Exercise instructions: Output the material below in full, exactly as it is.

Supplied information:

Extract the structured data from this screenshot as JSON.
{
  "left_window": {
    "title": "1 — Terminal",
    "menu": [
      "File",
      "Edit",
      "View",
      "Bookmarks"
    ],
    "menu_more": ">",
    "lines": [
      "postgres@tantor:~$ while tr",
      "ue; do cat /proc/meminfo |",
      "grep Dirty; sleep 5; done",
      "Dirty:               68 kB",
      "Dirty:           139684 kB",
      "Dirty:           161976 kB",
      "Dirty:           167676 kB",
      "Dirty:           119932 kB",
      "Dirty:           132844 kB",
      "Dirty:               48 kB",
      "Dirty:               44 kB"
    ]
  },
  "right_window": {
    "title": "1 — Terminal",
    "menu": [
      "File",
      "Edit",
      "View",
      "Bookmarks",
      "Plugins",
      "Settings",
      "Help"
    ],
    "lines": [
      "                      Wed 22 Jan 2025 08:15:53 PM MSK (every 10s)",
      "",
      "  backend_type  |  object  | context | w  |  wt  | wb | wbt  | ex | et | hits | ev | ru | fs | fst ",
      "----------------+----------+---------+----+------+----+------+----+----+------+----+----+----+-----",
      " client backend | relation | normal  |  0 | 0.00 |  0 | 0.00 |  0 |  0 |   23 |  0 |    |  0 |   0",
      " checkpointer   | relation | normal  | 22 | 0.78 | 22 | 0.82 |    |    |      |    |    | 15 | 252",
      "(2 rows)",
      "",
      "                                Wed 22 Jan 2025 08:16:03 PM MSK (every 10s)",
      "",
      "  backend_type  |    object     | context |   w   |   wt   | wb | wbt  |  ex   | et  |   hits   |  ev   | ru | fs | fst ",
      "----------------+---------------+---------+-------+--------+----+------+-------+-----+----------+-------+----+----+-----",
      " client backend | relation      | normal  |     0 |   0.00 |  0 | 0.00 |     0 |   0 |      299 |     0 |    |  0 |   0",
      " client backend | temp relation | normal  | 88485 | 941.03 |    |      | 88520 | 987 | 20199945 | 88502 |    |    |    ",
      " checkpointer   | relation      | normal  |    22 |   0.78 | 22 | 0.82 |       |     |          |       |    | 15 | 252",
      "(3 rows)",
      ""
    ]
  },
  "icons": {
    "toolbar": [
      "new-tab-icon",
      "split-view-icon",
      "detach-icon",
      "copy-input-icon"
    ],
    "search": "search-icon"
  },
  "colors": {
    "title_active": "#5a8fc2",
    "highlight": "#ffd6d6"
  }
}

Correct result:
Extract the structured data from this screenshot as JSON.
{
  "left_window": {
    "title": "1 — Terminal",
    "menu": [
      "File",
      "Edit",
      "View",
      "Bookmarks"
    ],
    "menu_more": ">",
    "lines": [
      "postgres@tantor:~$ while tr",
      "ue; do cat /proc/meminfo |",
      "grep Dirty; sleep 5; done",
      "Dirty:               68 kB",
      "Dirty:           139684 kB",
      "Dirty:           161976 kB",
      "Dirty:           167676 kB",
      "Dirty:           119932 kB",
      "Dirty:           132844 kB",
      "Dirty:               48 kB",
      "Dirty:               44 kB"
    ]
  },
  "right_window": {
    "title": "1 — Terminal",
    "menu": [
      "File",
      "Edit",
      "View",
      "Bookmarks",
      "Plugins",
      "Settings",
      "Help"
    ],
    "lines": [
      "                      Wed 22 Jan 2025 08:15:53 PM MSK (every 10s)",
      "",
      "  backend_type  |  object  | context | w  |  wt  | wb | wbt  | ex | et | hits | ev | ru | fs | fst ",
      "----------------+----------+---------+----+------+----+------+----+----+------+----+----+----+-----",
      " client backend | relation | normal  |  0 | 0.00 |  0 | 0.00 |  0 |  0 |   23 |  0 |    |  0 |   0",
      " checkpointer   | relation | normal  | 22 | 0.78 | 22 | 0.82 |    |    |      |    |    | 15 | 252",
      "(2 rows)",
      "",
      "                                Wed 22 Jan 2025 08:16:03 PM MSK (every 10s)",
      "",
      "  backend_type  |    object     | context |   w   |   wt   | wb | wbt  |  ex   | et  |   hits   |  ev   | ru | fs | fst ",
      "----------------+---------------+---------+-------+--------+----+------+-------+-----+----------+-------+----+----+-----",
      " client backend | relation      | normal  |     0 |   0.00 |  0 | 0.00 |     0 |   0 |      299 |     0 |    |  0 |   0",
      " client backend | temp relation | normal  | 88485 | 941.03 |    |      | 88520 | 987 | 20199945 | 88502 |    |    |    ",
      " checkpointer   | relation      | normal  |    22 |   0.78 | 22 | 0.82 |       |     |          |       |    | 15 | 252",
      "(3 rows)",
      ""
    ]
  },
  "icons": {
    "toolbar": [
      "new-tab-icon",
      "split-view-icon",
      "detach-icon",
      "copy-input-icon"
    ],
    "search": "search-icon"
  },
  "colors": {
    "title_active": "#5a8fc2",
    "highlight": "#ffd6d6"
  }
}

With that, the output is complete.